Task statement: Quote every line below exactly as it reads.
──────── Exercise materials ────────
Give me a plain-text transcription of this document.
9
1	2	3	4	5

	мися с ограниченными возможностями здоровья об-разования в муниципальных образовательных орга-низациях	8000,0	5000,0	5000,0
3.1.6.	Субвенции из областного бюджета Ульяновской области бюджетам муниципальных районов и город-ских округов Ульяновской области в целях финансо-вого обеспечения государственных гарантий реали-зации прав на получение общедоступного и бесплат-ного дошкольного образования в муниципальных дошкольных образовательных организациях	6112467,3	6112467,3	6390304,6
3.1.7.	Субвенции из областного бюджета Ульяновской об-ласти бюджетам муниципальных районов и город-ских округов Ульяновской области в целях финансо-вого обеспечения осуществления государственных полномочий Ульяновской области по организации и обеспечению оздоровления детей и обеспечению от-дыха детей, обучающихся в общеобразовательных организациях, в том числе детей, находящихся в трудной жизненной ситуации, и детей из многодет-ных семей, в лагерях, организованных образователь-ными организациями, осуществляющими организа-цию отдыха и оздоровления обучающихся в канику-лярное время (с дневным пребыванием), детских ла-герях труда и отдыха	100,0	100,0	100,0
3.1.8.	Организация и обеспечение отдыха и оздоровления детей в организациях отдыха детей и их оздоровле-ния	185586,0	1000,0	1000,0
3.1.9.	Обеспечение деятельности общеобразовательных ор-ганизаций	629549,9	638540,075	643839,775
────────
Correct response:
Give me a plain-text transcription of this document.
9
1	2	3	4	5

	мися с ограниченными возможностями здоровья об-разования в муниципальных образовательных орга-низациях	8000,0	5000,0	5000,0
3.1.6.	Субвенции из областного бюджета Ульяновской области бюджетам муниципальных районов и город-ских округов Ульяновской области в целях финансо-вого обеспечения государственных гарантий реали-зации прав на получение общедоступного и бесплат-ного дошкольного образования в муниципальных дошкольных образовательных организациях	6112467,3	6112467,3	6390304,6
3.1.7.	Субвенции из областного бюджета Ульяновской об-ласти бюджетам муниципальных районов и город-ских округов Ульяновской области в целях финансо-вого обеспечения осуществления государственных полномочий Ульяновской области по организации и обеспечению оздоровления детей и обеспечению от-дыха детей, обучающихся в общеобразовательных организациях, в том числе детей, находящихся в трудной жизненной ситуации, и детей из многодет-ных семей, в лагерях, организованных образователь-ными организациями, осуществляющими организа-цию отдыха и оздоровления обучающихся в канику-лярное время (с дневным пребыванием), детских ла-герях труда и отдыха	100,0	100,0	100,0
3.1.8.	Организация и обеспечение отдыха и оздоровления детей в организациях отдыха детей и их оздоровле-ния	185586,0	1000,0	1000,0
3.1.9.	Обеспечение деятельности общеобразовательных ор-ганизаций	629549,9	638540,075	643839,775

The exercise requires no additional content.